# WHAT YOU WILL DO:
Lift out all lines below that contain "Porcentaje".

___ MATERIAL PROVIDED

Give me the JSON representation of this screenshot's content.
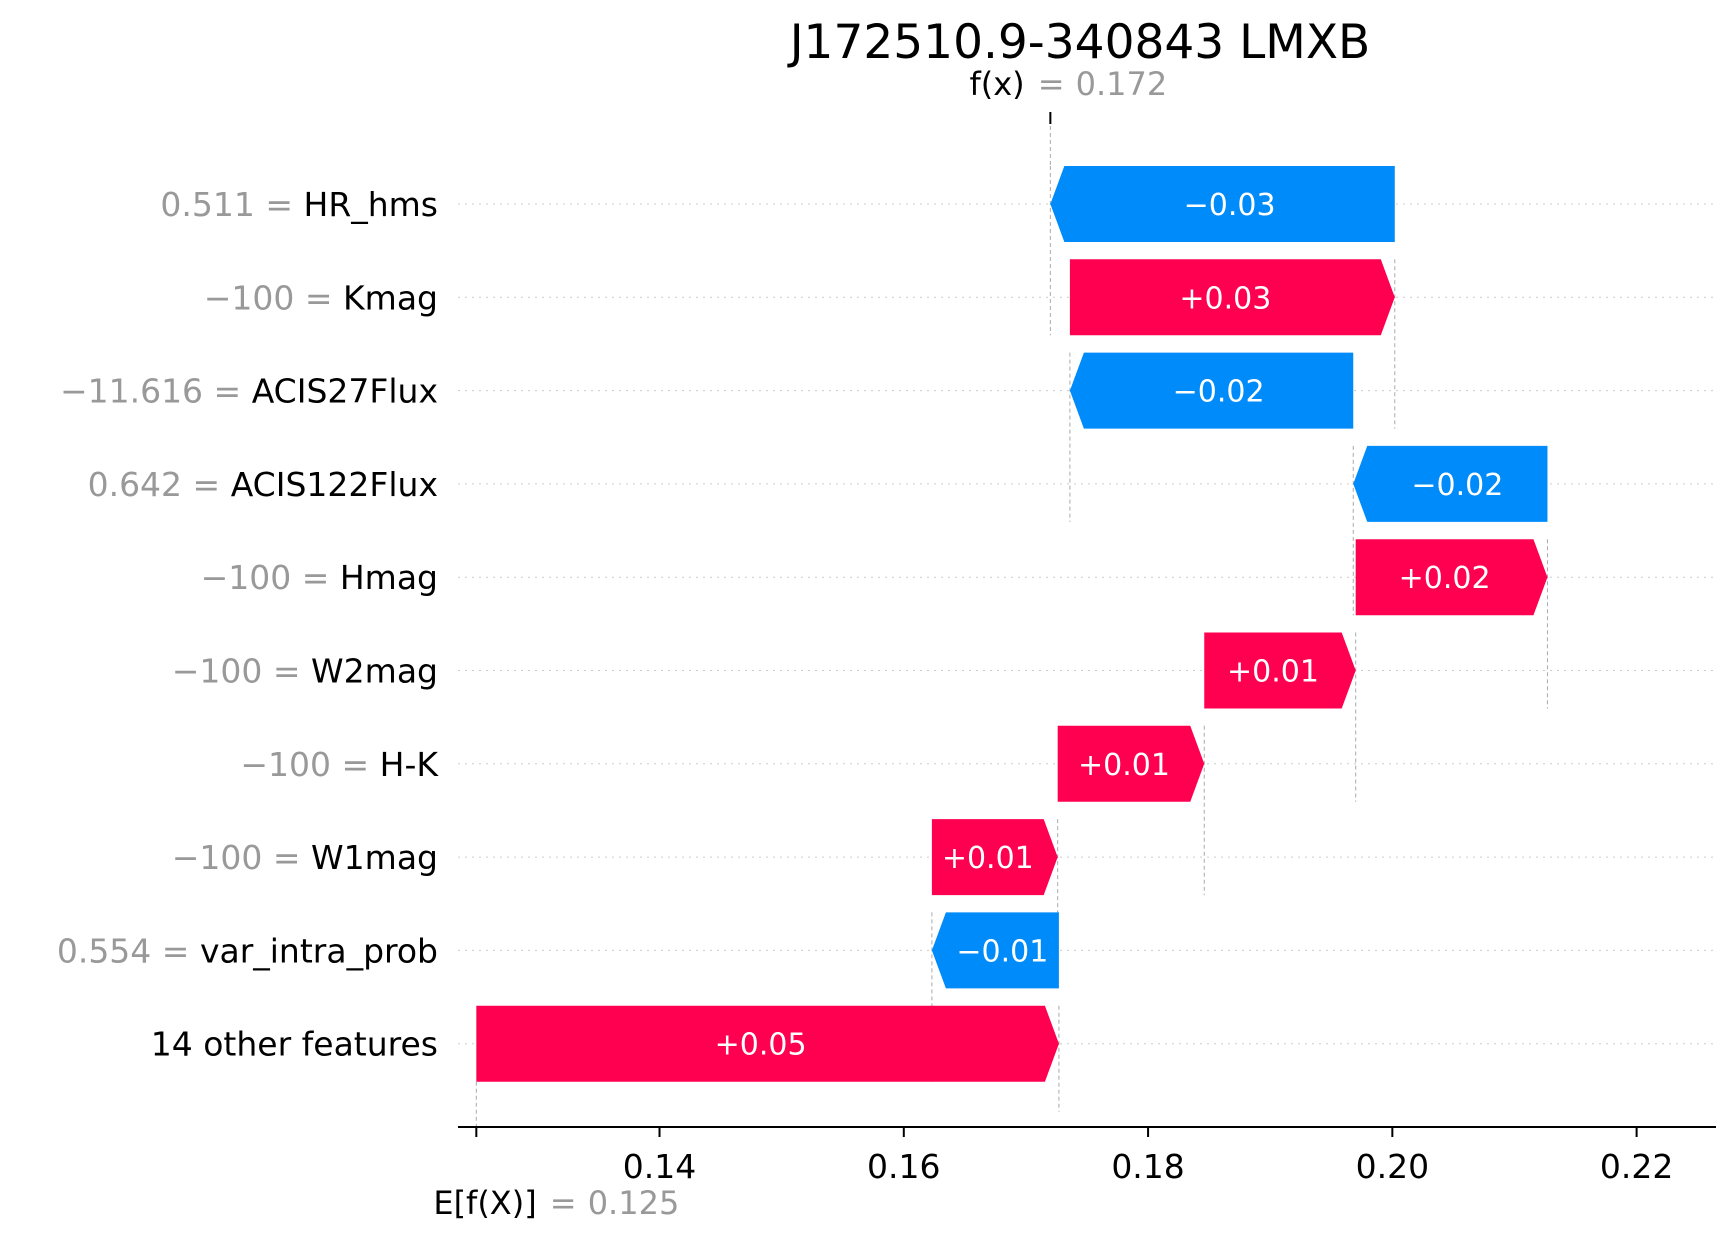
{
  "chart_data": {
    "type": "waterfall",
    "title": "J172510.9-340843 LMXB",
    "fx": {
      "label": "f(x)",
      "value": "0.172",
      "number": 0.172
    },
    "efx": {
      "label": "E[f(X)]",
      "value": "0.125",
      "number": 0.125
    },
    "xlim": [
      0.1235,
      0.2265
    ],
    "xticks": [
      0.14,
      0.16,
      0.18,
      0.2,
      0.22
    ],
    "xtick_labels": [
      "0.14",
      "0.16",
      "0.18",
      "0.20",
      "0.22"
    ],
    "colors": {
      "positive": "#ff0051",
      "negative": "#008bfb"
    },
    "features": [
      {
        "value": "0.511",
        "name": "HR_hms",
        "label": "−0.03",
        "start": 0.2002,
        "end": 0.172
      },
      {
        "value": "−100",
        "name": "Kmag",
        "label": "+0.03",
        "start": 0.1736,
        "end": 0.2002
      },
      {
        "value": "−11.616",
        "name": "ACIS27Flux",
        "label": "−0.02",
        "start": 0.1968,
        "end": 0.1736
      },
      {
        "value": "0.642",
        "name": "ACIS122Flux",
        "label": "−0.02",
        "start": 0.2127,
        "end": 0.1968
      },
      {
        "value": "−100",
        "name": "Hmag",
        "label": "+0.02",
        "start": 0.197,
        "end": 0.2127
      },
      {
        "value": "−100",
        "name": "W2mag",
        "label": "+0.01",
        "start": 0.1846,
        "end": 0.197
      },
      {
        "value": "−100",
        "name": "H-K",
        "label": "+0.01",
        "start": 0.1726,
        "end": 0.1846
      },
      {
        "value": "−100",
        "name": "W1mag",
        "label": "+0.01",
        "start": 0.1623,
        "end": 0.1726
      },
      {
        "value": "0.554",
        "name": "var_intra_prob",
        "label": "−0.01",
        "start": 0.1727,
        "end": 0.1623
      },
      {
        "value": "",
        "name": "14 other features",
        "label": "+0.05",
        "start": 0.125,
        "end": 0.1727
      }
    ]
  }
}
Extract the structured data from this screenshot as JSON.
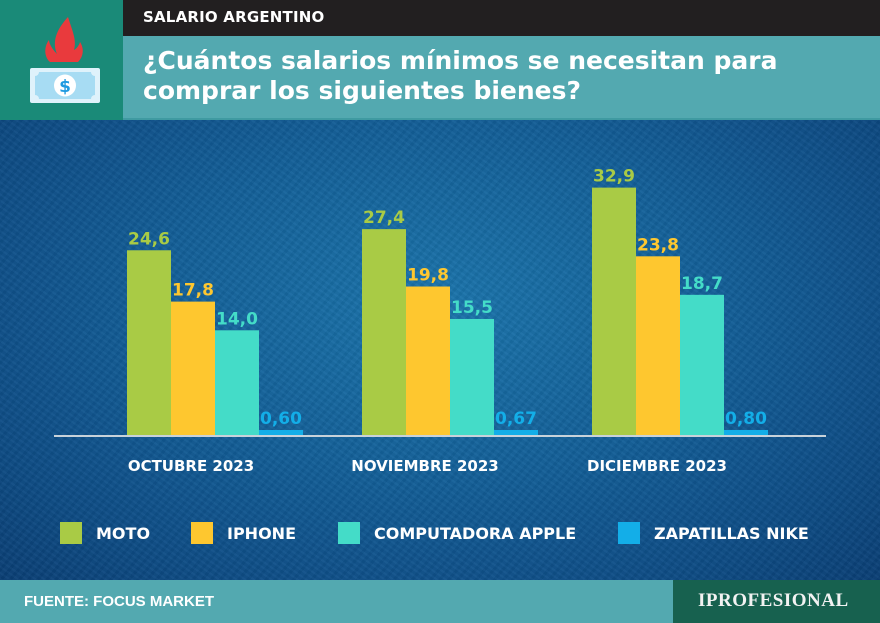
{
  "header": {
    "section": "SALARIO ARGENTINO",
    "title": "¿Cuántos salarios mínimos se necesitan para comprar los siguientes bienes?",
    "icon": "burning-money-icon"
  },
  "colors": {
    "moto": "#a9cb45",
    "iphone": "#fec72f",
    "computadora_apple": "#44dcc8",
    "zapatillas_nike": "#13aee8"
  },
  "chart_data": {
    "type": "bar",
    "title": "¿Cuántos salarios mínimos se necesitan para comprar los siguientes bienes?",
    "xlabel": "",
    "ylabel": "",
    "ylim": [
      0,
      35
    ],
    "grid": false,
    "legend_position": "bottom",
    "categories": [
      "OCTUBRE 2023",
      "NOVIEMBRE 2023",
      "DICIEMBRE 2023"
    ],
    "series": [
      {
        "name": "MOTO",
        "color": "#a9cb45",
        "values": [
          24.6,
          27.4,
          32.9
        ],
        "labels": [
          "24,6",
          "27,4",
          "32,9"
        ]
      },
      {
        "name": "IPHONE",
        "color": "#fec72f",
        "values": [
          17.8,
          19.8,
          23.8
        ],
        "labels": [
          "17,8",
          "19,8",
          "23,8"
        ]
      },
      {
        "name": "COMPUTADORA APPLE",
        "color": "#44dcc8",
        "values": [
          14.0,
          15.5,
          18.7
        ],
        "labels": [
          "14,0",
          "15,5",
          "18,7"
        ]
      },
      {
        "name": "ZAPATILLAS NIKE",
        "color": "#13aee8",
        "values": [
          0.6,
          0.67,
          0.8
        ],
        "labels": [
          "0,60",
          "0,67",
          "0,80"
        ]
      }
    ]
  },
  "footer": {
    "source": "FUENTE: FOCUS MARKET",
    "brand": "IPROFESIONAL"
  }
}
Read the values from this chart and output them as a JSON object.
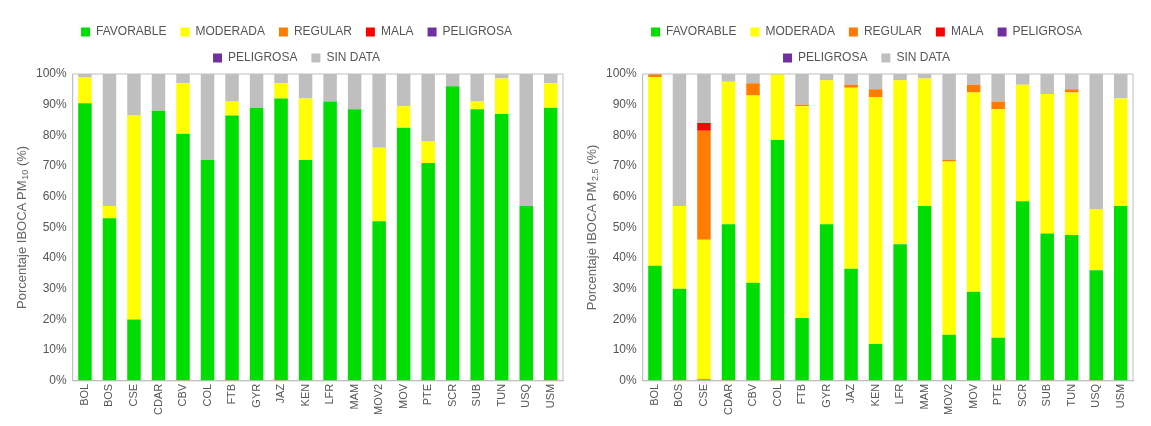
{
  "chart_data": [
    {
      "type": "bar",
      "stacked": true,
      "ylabel": "Porcentaje IBOCA PM$_{10}$ (%)",
      "legend": "top",
      "grid": false,
      "categories": [
        "BOL",
        "BOS",
        "CSE",
        "CDAR",
        "CBV",
        "COL",
        "FTB",
        "GYR",
        "JAZ",
        "KEN",
        "LFR",
        "MAM",
        "MOV2",
        "MOV",
        "PTE",
        "SCR",
        "SUB",
        "TUN",
        "USQ",
        "USM"
      ],
      "ylim": [
        0,
        100
      ],
      "yticks": [
        {
          "value": 0,
          "label": "0%"
        },
        {
          "value": 10,
          "label": "10%"
        },
        {
          "value": 20,
          "label": "20%"
        },
        {
          "value": 30,
          "label": "30%"
        },
        {
          "value": 40,
          "label": "40%"
        },
        {
          "value": 50,
          "label": "50%"
        },
        {
          "value": 60,
          "label": "60%"
        },
        {
          "value": 70,
          "label": "70%"
        },
        {
          "value": 80,
          "label": "80%"
        },
        {
          "value": 90,
          "label": "90%"
        },
        {
          "value": 100,
          "label": "100%"
        }
      ],
      "series": [
        {
          "name": "FAVORABLE",
          "color": "#00dd00",
          "values": [
            90.5,
            53,
            20,
            88,
            80.5,
            72,
            86.5,
            89,
            92,
            72,
            91,
            88.5,
            52,
            82.5,
            71,
            96,
            88.5,
            87,
            57,
            89
          ]
        },
        {
          "name": "MODERADA",
          "color": "#ffff00",
          "values": [
            8.5,
            4,
            66.5,
            0,
            16.5,
            0,
            4.5,
            0,
            5,
            20,
            0,
            0,
            24,
            7,
            7,
            0,
            2.5,
            11.5,
            0,
            8
          ]
        },
        {
          "name": "REGULAR",
          "color": "#ff7c00",
          "values": [
            0,
            0,
            0,
            0,
            0,
            0,
            0,
            0,
            0,
            0,
            0,
            0,
            0,
            0,
            0,
            0,
            0,
            0,
            0,
            0
          ]
        },
        {
          "name": "MALA",
          "color": "#ff0000",
          "values": [
            0,
            0,
            0,
            0,
            0,
            0,
            0,
            0,
            0,
            0,
            0,
            0,
            0,
            0,
            0,
            0,
            0,
            0,
            0,
            0
          ]
        },
        {
          "name": "PELIGROSA",
          "color": "#7030a0",
          "values": [
            0,
            0,
            0,
            0,
            0,
            0,
            0,
            0,
            0,
            0,
            0,
            0,
            0,
            0,
            0,
            0,
            0,
            0,
            0,
            0
          ]
        },
        {
          "name": "PELIGROSA",
          "color": "#7030a0",
          "values": [
            0,
            0,
            0,
            0,
            0,
            0,
            0,
            0,
            0,
            0,
            0,
            0,
            0,
            0,
            0,
            0,
            0,
            0,
            0,
            0
          ]
        },
        {
          "name": "SIN DATA",
          "color": "#bfbfbf",
          "values": [
            1,
            43,
            13.5,
            12,
            3,
            28,
            9,
            11,
            3,
            8,
            9,
            11.5,
            24,
            10.5,
            22,
            4,
            9,
            1.5,
            43,
            3
          ]
        }
      ]
    },
    {
      "type": "bar",
      "stacked": true,
      "ylabel": "Porcentaje IBOCA PM$_{2.5}$ (%)",
      "legend": "top",
      "grid": false,
      "categories": [
        "BOL",
        "BOS",
        "CSE",
        "CDAR",
        "CBV",
        "COL",
        "FTB",
        "GYR",
        "JAZ",
        "KEN",
        "LFR",
        "MAM",
        "MOV2",
        "MOV",
        "PTE",
        "SCR",
        "SUB",
        "TUN",
        "USQ",
        "USM"
      ],
      "ylim": [
        0,
        100
      ],
      "yticks": [
        {
          "value": 0,
          "label": "0%"
        },
        {
          "value": 10,
          "label": "10%"
        },
        {
          "value": 20,
          "label": "20%"
        },
        {
          "value": 30,
          "label": "30%"
        },
        {
          "value": 40,
          "label": "40%"
        },
        {
          "value": 50,
          "label": "50%"
        },
        {
          "value": 60,
          "label": "60%"
        },
        {
          "value": 70,
          "label": "70%"
        },
        {
          "value": 80,
          "label": "80%"
        },
        {
          "value": 90,
          "label": "90%"
        },
        {
          "value": 100,
          "label": "100%"
        }
      ],
      "series": [
        {
          "name": "FAVORABLE",
          "color": "#00dd00",
          "values": [
            37.5,
            30,
            0.5,
            51,
            32,
            78.5,
            20.5,
            51,
            36.5,
            12,
            44.5,
            57,
            15,
            29,
            14,
            58.5,
            48,
            47.5,
            36,
            57
          ]
        },
        {
          "name": "MODERADA",
          "color": "#ffff00",
          "values": [
            61.5,
            27,
            45.5,
            46.5,
            61,
            21.5,
            69,
            47,
            59,
            80.5,
            53.5,
            41.5,
            56.5,
            65,
            74.5,
            38,
            45.5,
            46.5,
            20,
            35
          ]
        },
        {
          "name": "REGULAR",
          "color": "#ff7c00",
          "values": [
            1,
            0,
            35.5,
            0,
            4,
            0,
            0.5,
            0,
            1,
            2.5,
            0,
            0,
            0.5,
            2.5,
            2.5,
            0,
            0,
            1,
            0,
            0
          ]
        },
        {
          "name": "MALA",
          "color": "#ff0000",
          "values": [
            0,
            0,
            2.5,
            0,
            0,
            0,
            0,
            0,
            0,
            0,
            0,
            0,
            0,
            0,
            0,
            0,
            0,
            0,
            0,
            0
          ]
        },
        {
          "name": "PELIGROSA",
          "color": "#7030a0",
          "values": [
            0,
            0,
            0,
            0,
            0,
            0,
            0,
            0,
            0,
            0,
            0,
            0,
            0,
            0,
            0,
            0,
            0,
            0,
            0,
            0
          ]
        },
        {
          "name": "PELIGROSA",
          "color": "#7030a0",
          "values": [
            0,
            0,
            0,
            0,
            0,
            0,
            0,
            0,
            0,
            0,
            0,
            0,
            0,
            0,
            0,
            0,
            0,
            0,
            0,
            0
          ]
        },
        {
          "name": "SIN DATA",
          "color": "#bfbfbf",
          "values": [
            0,
            43,
            16,
            2.5,
            3,
            0,
            10,
            2,
            3.5,
            5,
            2,
            1.5,
            28,
            3.5,
            9,
            3.5,
            6.5,
            5,
            44,
            8
          ]
        }
      ]
    }
  ]
}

______

# THE RESULT:
      "ylabel": "Porcentaje IBOCA PM$_{10}$ (%)",
      "ylabel": "Porcentaje IBOCA PM$_{2.5}$ (%)",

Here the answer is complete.